§ **What the task asks**: Turn each line of the listing below into a JSON list of strings, one string per line, with blank lines dropped. Leave the pictures out of the answer.

(Records from a data source)
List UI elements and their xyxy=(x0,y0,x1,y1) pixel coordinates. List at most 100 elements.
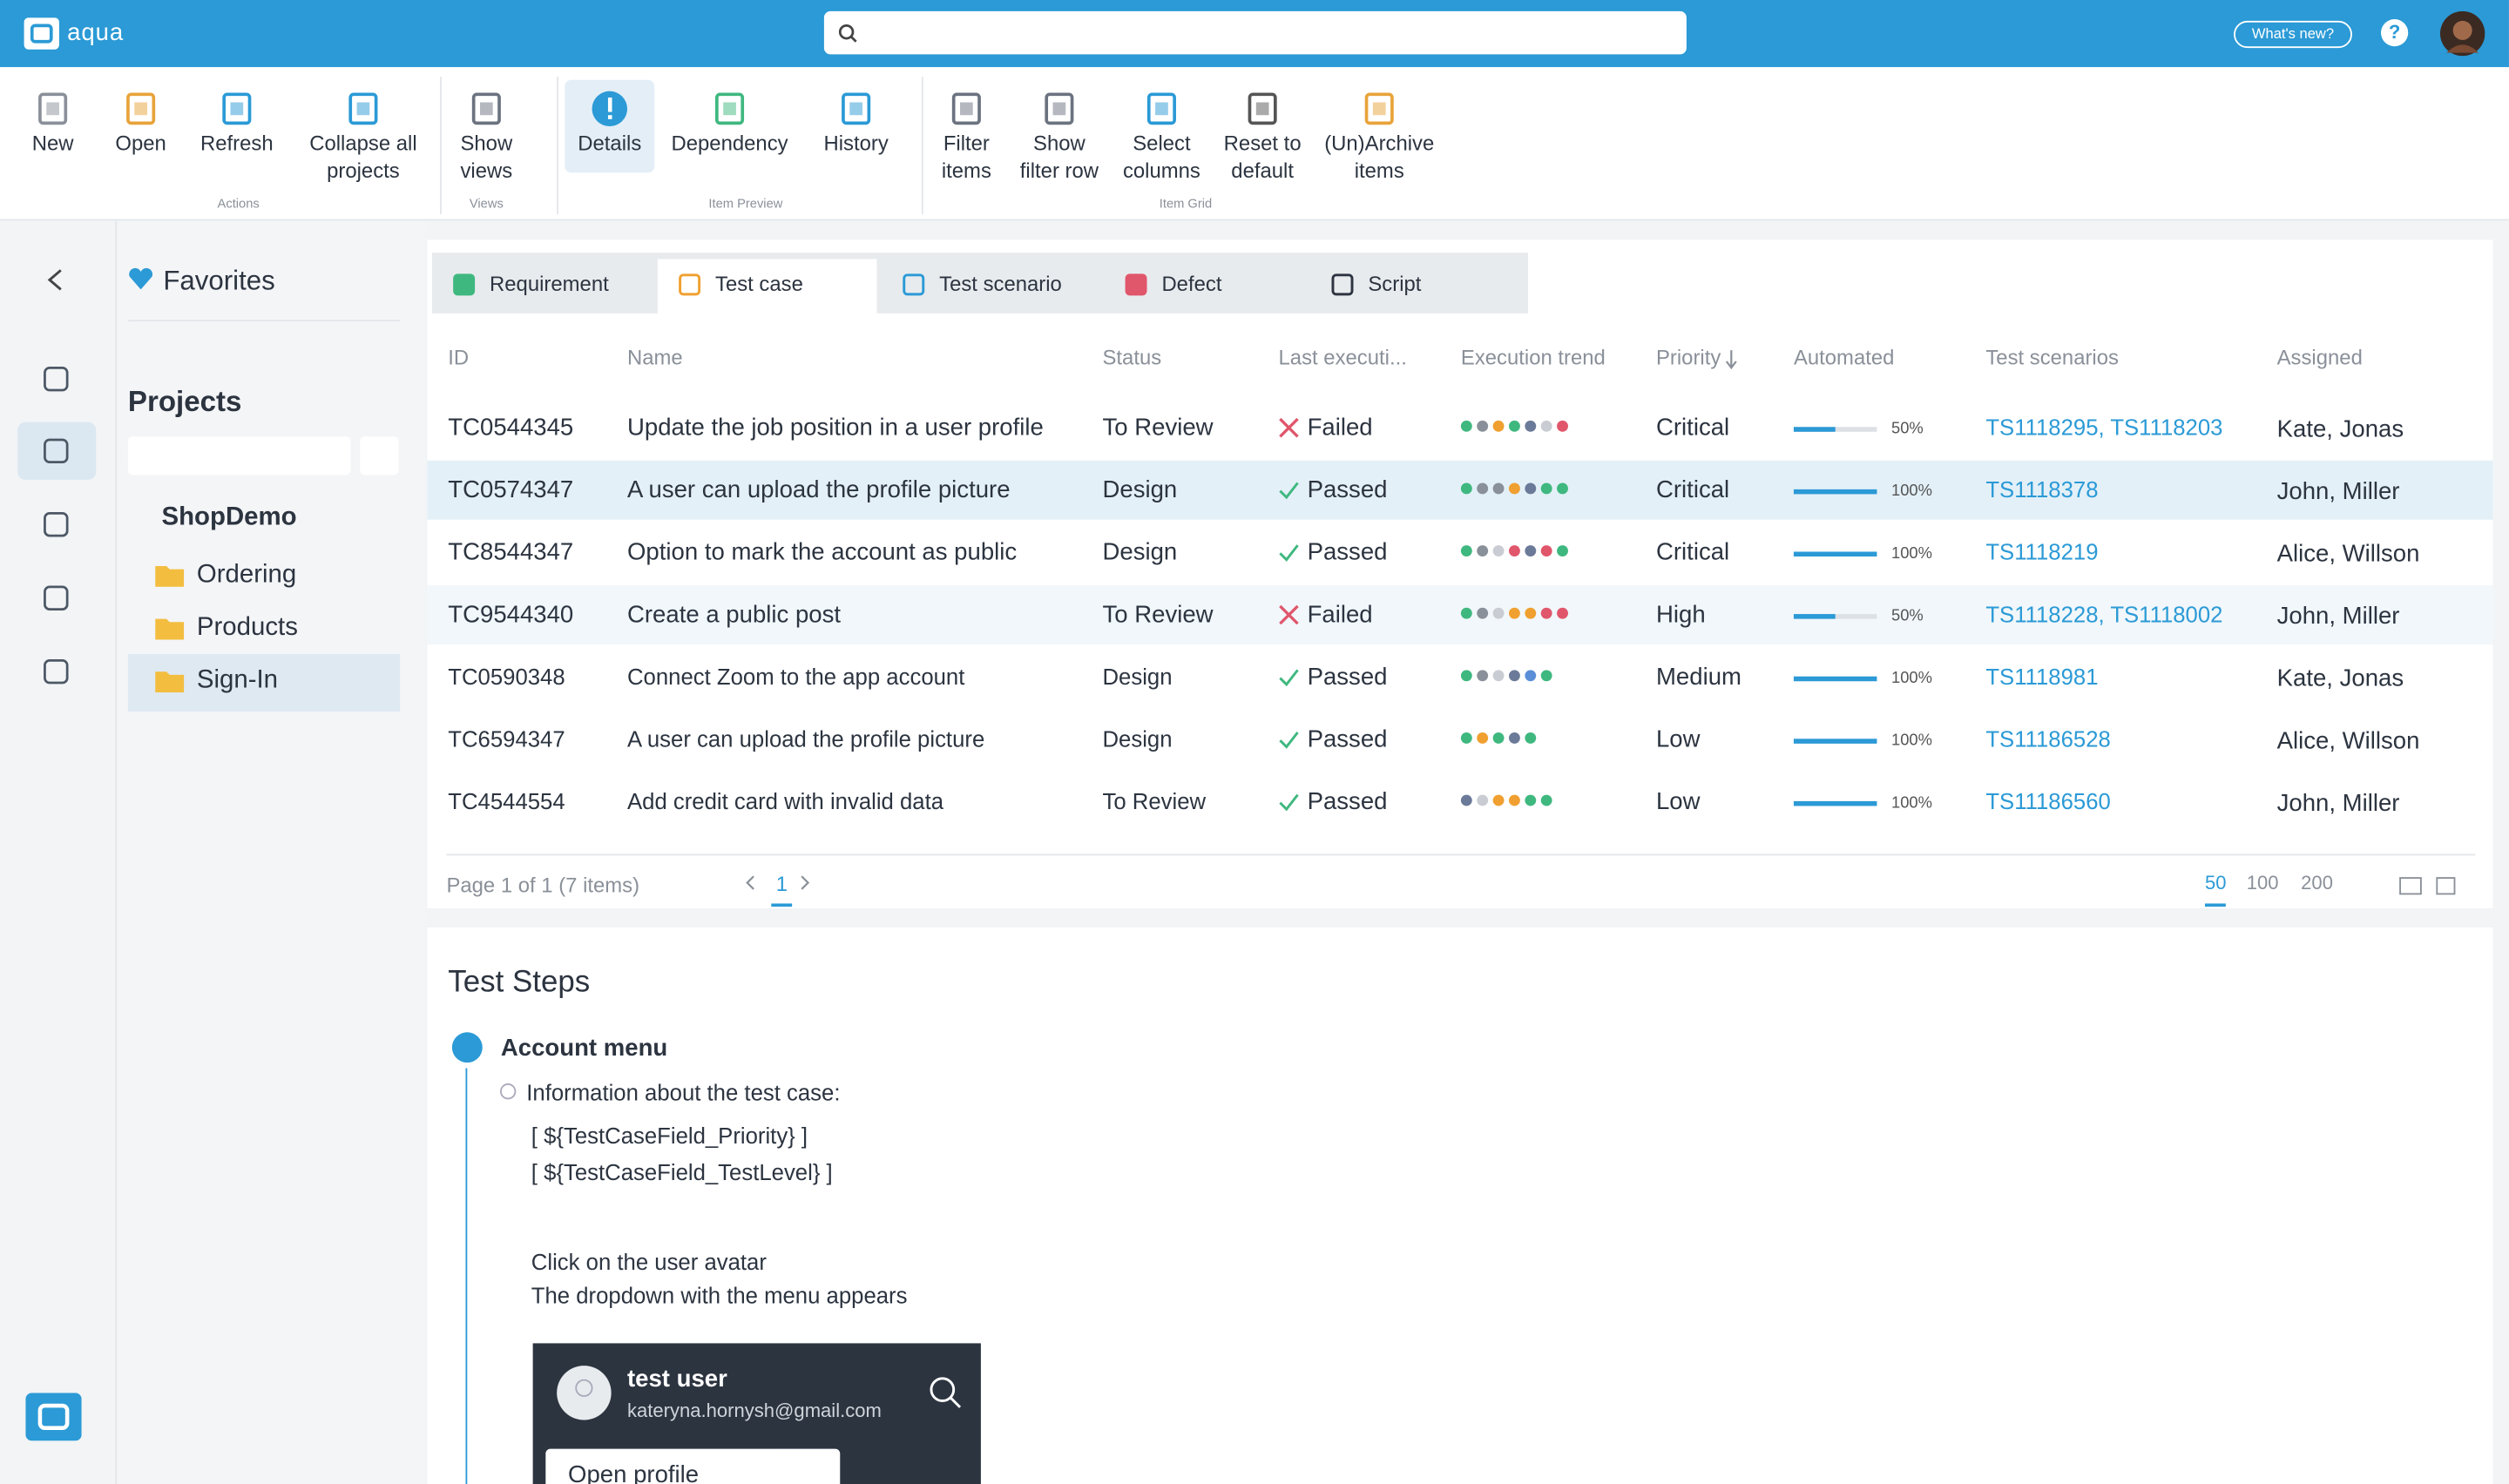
cell-id: TC8544347 xyxy=(448,538,574,567)
column-header[interactable]: Name xyxy=(626,345,683,370)
cell-name[interactable]: Option to mark the account as public xyxy=(626,538,1018,567)
tab[interactable]: Test case xyxy=(715,272,803,296)
steps-title: Test Steps xyxy=(448,966,591,1000)
folder-label[interactable]: Ordering xyxy=(196,561,297,589)
page-size[interactable]: 50 xyxy=(2204,872,2227,907)
toolbar-button[interactable]: Refresh xyxy=(200,131,274,156)
column-header[interactable]: Assigned xyxy=(2276,345,2363,370)
cell-test-scenarios[interactable]: TS1118378 xyxy=(1985,476,2099,503)
trend-dot xyxy=(1460,482,1472,495)
toolbar-button[interactable]: Details xyxy=(578,131,642,156)
tab-strip xyxy=(431,253,1529,314)
folder-label[interactable]: Sign-In xyxy=(196,666,279,694)
cell-name[interactable]: Update the job position in a user profil… xyxy=(626,414,1044,442)
favorites-label[interactable]: Favorites xyxy=(163,265,275,296)
trend-dot xyxy=(1540,482,1552,495)
cell-name[interactable]: Connect Zoom to the app account xyxy=(626,664,965,690)
column-header[interactable]: Execution trend xyxy=(1460,345,1606,370)
cell-assigned: John, Miller xyxy=(2276,603,2400,631)
toolbar-button[interactable]: Show filter row xyxy=(1019,131,1099,183)
tab[interactable]: Script xyxy=(1368,272,1422,296)
toolbar-button[interactable]: Dependency xyxy=(671,131,788,156)
refresh-button[interactable] xyxy=(360,436,399,476)
toolbar-icon xyxy=(471,92,501,125)
tab[interactable]: Defect xyxy=(1161,272,1222,296)
rail-icon xyxy=(44,585,69,610)
toolbar-group-label: Item Grid xyxy=(1159,196,1213,212)
toolbar-button[interactable]: Filter items xyxy=(941,131,991,183)
progress-bar xyxy=(1793,551,1877,556)
tab[interactable]: Test scenario xyxy=(939,272,1062,296)
cell-last-execution: Passed xyxy=(1307,664,1388,691)
folder-label[interactable]: Products xyxy=(196,614,298,642)
page-size[interactable]: 200 xyxy=(2301,871,2333,894)
cell-test-scenarios[interactable]: TS1118981 xyxy=(1985,664,2099,690)
column-header[interactable]: Last executi... xyxy=(1278,345,1407,370)
screenshot-search xyxy=(930,1377,962,1408)
tab[interactable]: Requirement xyxy=(490,272,609,296)
step-action: The dropdown with the menu appears xyxy=(531,1282,908,1309)
step-line xyxy=(465,1068,468,1484)
trend-dot xyxy=(1460,732,1472,744)
trend-dot xyxy=(1509,545,1520,556)
toolbar-button[interactable]: History xyxy=(823,131,889,156)
column-header[interactable]: Status xyxy=(1102,345,1162,370)
toolbar-icon xyxy=(1248,92,1277,125)
toolbar-icon xyxy=(1045,92,1074,125)
toolbar-button[interactable]: Select columns xyxy=(1122,131,1200,183)
cell-id: TC6594347 xyxy=(448,725,565,752)
active-tab-bg xyxy=(657,259,877,314)
trend-dot xyxy=(1492,420,1505,432)
column-header[interactable]: ID xyxy=(448,345,470,370)
cell-name[interactable]: Create a public post xyxy=(626,601,842,629)
cell-name[interactable]: A user can upload the profile picture xyxy=(626,725,985,752)
page-size[interactable]: 100 xyxy=(2246,871,2279,894)
column-header[interactable]: Automated xyxy=(1793,345,1895,370)
result-icon xyxy=(1279,732,1299,749)
cell-test-scenarios[interactable]: TS1118228, TS1118002 xyxy=(1985,601,2223,627)
cell-automated: 100% xyxy=(1890,482,1932,501)
project-name[interactable]: ShopDemo xyxy=(161,503,297,531)
toolbar-button[interactable]: (Un)Archive items xyxy=(1324,131,1435,183)
trend-dot xyxy=(1540,545,1552,556)
search-box[interactable] xyxy=(823,10,1687,55)
cell-test-scenarios[interactable]: TS1118219 xyxy=(1985,538,2099,565)
cell-test-scenarios[interactable]: TS11186560 xyxy=(1985,788,2111,814)
toolbar-button[interactable]: Show views xyxy=(460,131,513,183)
page-number[interactable]: 1 xyxy=(771,872,793,907)
column-header[interactable]: Test scenarios xyxy=(1985,345,2119,370)
column-header[interactable]: Priority xyxy=(1655,345,1721,370)
cell-test-scenarios[interactable]: TS1118295, TS1118203 xyxy=(1985,414,2223,440)
cell-priority: High xyxy=(1655,601,1706,629)
cell-status: Design xyxy=(1102,538,1178,567)
project-search[interactable] xyxy=(127,436,351,476)
trend-dot xyxy=(1492,545,1505,556)
trend-dot xyxy=(1477,794,1489,806)
trend-dot xyxy=(1477,482,1489,495)
trend-dot xyxy=(1477,545,1489,556)
toolbar-button[interactable]: Collapse all projects xyxy=(309,131,417,183)
cell-status: Design xyxy=(1102,664,1173,690)
toolbar-button[interactable]: Reset to default xyxy=(1223,131,1302,183)
tab-icon xyxy=(903,273,925,296)
step-dot xyxy=(451,1032,483,1063)
trend-dot xyxy=(1525,794,1537,806)
step-field: [ ${TestCaseField_TestLevel} ] xyxy=(531,1159,833,1185)
folder-icon xyxy=(155,566,185,587)
whats-new-button[interactable]: What's new? xyxy=(2234,20,2352,49)
cell-name[interactable]: Add credit card with invalid data xyxy=(626,788,944,814)
result-icon xyxy=(1279,544,1299,562)
help-button[interactable]: ? xyxy=(2381,19,2409,47)
progress-bar xyxy=(1793,489,1877,495)
cell-name[interactable]: A user can upload the profile picture xyxy=(626,476,1011,504)
toolbar-button[interactable]: New xyxy=(31,131,74,156)
projects-label: Projects xyxy=(127,385,242,418)
cell-last-execution: Passed xyxy=(1307,788,1388,816)
cell-status: Design xyxy=(1102,725,1173,752)
page-summary: Page 1 of 1 (7 items) xyxy=(446,873,640,898)
toolbar-button[interactable]: Open xyxy=(115,131,166,156)
grid-footer-icons xyxy=(2399,877,2456,895)
logo-icon xyxy=(24,17,59,50)
cell-test-scenarios[interactable]: TS11186528 xyxy=(1985,725,2111,752)
trend-dot xyxy=(1509,670,1520,682)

§ **The output**:
[
  "List UI elements and their xyxy=(x0,y0,x1,y1) pixel coordinates. List at most 100 elements.",
  "cell-id: TC8544347 xyxy=(448,538,574,567)",
  "column-header[interactable]: Name xyxy=(626,345,683,370)",
  "cell-name[interactable]: Option to mark the account as public xyxy=(626,538,1018,567)",
  "tab[interactable]: Test case xyxy=(715,272,803,296)",
  "steps-title: Test Steps xyxy=(448,966,591,1000)",
  "folder-label[interactable]: Ordering xyxy=(196,561,297,589)",
  "page-size[interactable]: 50 xyxy=(2204,872,2227,907)",
  "toolbar-button[interactable]: Refresh xyxy=(200,131,274,156)",
  "column-header[interactable]: Assigned xyxy=(2276,345,2363,370)",
  "cell-test-scenarios[interactable]: TS1118378 xyxy=(1985,476,2099,503)",
  "trend-dot xyxy=(1460,482,1472,495)",
  "toolbar-button[interactable]: Details xyxy=(578,131,642,156)",
  "tab-strip xyxy=(431,253,1529,314)",
  "folder-label[interactable]: Sign-In xyxy=(196,666,279,694)",
  "cell-name[interactable]: Update the job position in a user profil… xyxy=(626,414,1044,442)",
  "favorites-label[interactable]: Favorites xyxy=(163,265,275,296)",
  "trend-dot xyxy=(1540,482,1552,495)",
  "cell-name[interactable]: Connect Zoom to the app account xyxy=(626,664,965,690)",
  "column-header[interactable]: Execution trend xyxy=(1460,345,1606,370)",
  "cell-assigned: John, Miller xyxy=(2276,603,2400,631)",
  "toolbar-button[interactable]: Show filter row xyxy=(1019,131,1099,183)",
  "tab[interactable]: Script xyxy=(1368,272,1422,296)",
  "toolbar-button[interactable]: Dependency xyxy=(671,131,788,156)",
  "refresh-button[interactable] xyxy=(360,436,399,476)",
  "toolbar-icon xyxy=(471,92,501,125)",
  "tab[interactable]: Defect xyxy=(1161,272,1222,296)",
  "rail-icon xyxy=(44,585,69,610)",
  "toolbar-group-label: Item Grid xyxy=(1159,196,1213,212)",
  "toolbar-button[interactable]: Filter items xyxy=(941,131,991,183)",
  "progress-bar xyxy=(1793,551,1877,556)",
  "tab[interactable]: Test scenario xyxy=(939,272,1062,296)",
  "cell-last-execution: Passed xyxy=(1307,664,1388,691)",
  "folder-label[interactable]: Products xyxy=(196,614,298,642)",
  "page-size[interactable]: 200 xyxy=(2301,871,2333,894)",
  "cell-test-scenarios[interactable]: TS1118981 xyxy=(1985,664,2099,690)",
  "column-header[interactable]: Last executi... xyxy=(1278,345,1407,370)",
  "screenshot-search xyxy=(930,1377,962,1408)",
  "tab[interactable]: Requirement xyxy=(490,272,609,296)",
  "step-action: The dropdown with the menu appears xyxy=(531,1282,908,1309)",
  "step-line xyxy=(465,1068,468,1484)",
  "trend-dot xyxy=(1460,732,1472,744)",
  "trend-dot xyxy=(1509,545,1520,556)",
  "toolbar-button[interactable]: History xyxy=(823,131,889,156)",
  "column-header[interactable]: Status xyxy=(1102,345,1162,370)",
  "toolbar-icon xyxy=(1248,92,1277,125)",
  "toolbar-icon xyxy=(1045,92,1074,125)",
  "toolbar-button[interactable]: Select columns xyxy=(1122,131,1200,183)",
  "cell-id: TC6594347 xyxy=(448,725,565,752)",
  "active-tab-bg xyxy=(657,259,877,314)",
  "trend-dot xyxy=(1492,420,1505,432)",
  "column-header[interactable]: ID xyxy=(448,345,470,370)",
  "cell-name[interactable]: Create a public post xyxy=(626,601,842,629)",
  "cell-name[interactable]: A user can upload the profile picture xyxy=(626,725,985,752)",
  "page-size[interactable]: 100 xyxy=(2246,871,2279,894)",
  "column-header[interactable]: Automated xyxy=(1793,345,1895,370)",
  "result-icon xyxy=(1279,732,1299,749)",
  "cell-test-scenarios[interactable]: TS1118228, TS1118002 xyxy=(1985,601,2223,627)",
  "cell-automated: 100% xyxy=(1890,482,1932,501)",
  "project-name[interactable]: ShopDemo xyxy=(161,503,297,531)",
  "toolbar-button[interactable]: (Un)Archive items xyxy=(1324,131,1435,183)",
  "trend-dot xyxy=(1540,545,1552,556)",
  "search-box[interactable] xyxy=(823,10,1687,55)",
  "cell-test-scenarios[interactable]: TS1118219 xyxy=(1985,538,2099,565)",
  "cell-test-scenarios[interactable]: TS11186560 xyxy=(1985,788,2111,814)",
  "toolbar-button[interactable]: Show views xyxy=(460,131,513,183)",
  "page-number[interactable]: 1 xyxy=(771,872,793,907)",
  "column-header[interactable]: Test scenarios xyxy=(1985,345,2119,370)",
  "column-header[interactable]: Priority xyxy=(1655,345,1721,370)",
  "cell-test-scenarios[interactable]: TS1118295, TS1118203 xyxy=(1985,414,2223,440)",
  "cell-priority: High xyxy=(1655,601,1706,629)",
  "cell-status: Design xyxy=(1102,538,1178,567)",
  "project-search[interactable] xyxy=(127,436,351,476)",
  "trend-dot xyxy=(1492,545,1505,556)",
  "trend-dot xyxy=(1477,794,1489,806)",
  "trend-dot xyxy=(1477,482,1489,495)",
  "trend-dot xyxy=(1477,545,1489,556)",
  "toolbar-button[interactable]: Collapse all projects xyxy=(309,131,417,183)",
  "cell-status: Design xyxy=(1102,664,1173,690)",
  "toolbar-button[interactable]: Reset to default xyxy=(1223,131,1302,183)",
  "tab-icon xyxy=(903,273,925,296)",
  "step-dot xyxy=(451,1032,483,1063)",
  "trend-dot xyxy=(1525,794,1537,806)",
  "step-field: [ ${TestCaseField_TestLevel} ] xyxy=(531,1159,833,1185)",
  "folder-icon xyxy=(155,566,185,587)",
  "whats-new-button[interactable]: What's new? xyxy=(2234,20,2352,49)",
  "cell-name[interactable]: Add credit card with invalid data xyxy=(626,788,944,814)",
  "result-icon xyxy=(1279,544,1299,562)",
  "help-button[interactable]: ? xyxy=(2381,19,2409,47)",
  "progress-bar xyxy=(1793,489,1877,495)",
  "cell-name[interactable]: A user can upload the profile picture xyxy=(626,476,1011,504)",
  "toolbar-button[interactable]: New xyxy=(31,131,74,156)",
  "projects-label: Projects xyxy=(127,385,242,418)",
  "cell-last-execution: Passed xyxy=(1307,788,1388,816)",
  "cell-status: Design xyxy=(1102,725,1173,752)",
  "page-summary: Page 1 of 1 (7 items) xyxy=(446,873,640,898)",
  "toolbar-button[interactable]: Open xyxy=(115,131,166,156)",
  "grid-footer-icons xyxy=(2399,877,2456,895)",
  "logo-icon xyxy=(24,17,59,50)",
  "cell-test-scenarios[interactable]: TS11186528 xyxy=(1985,725,2111,752)",
  "trend-dot xyxy=(1509,670,1520,682)"
]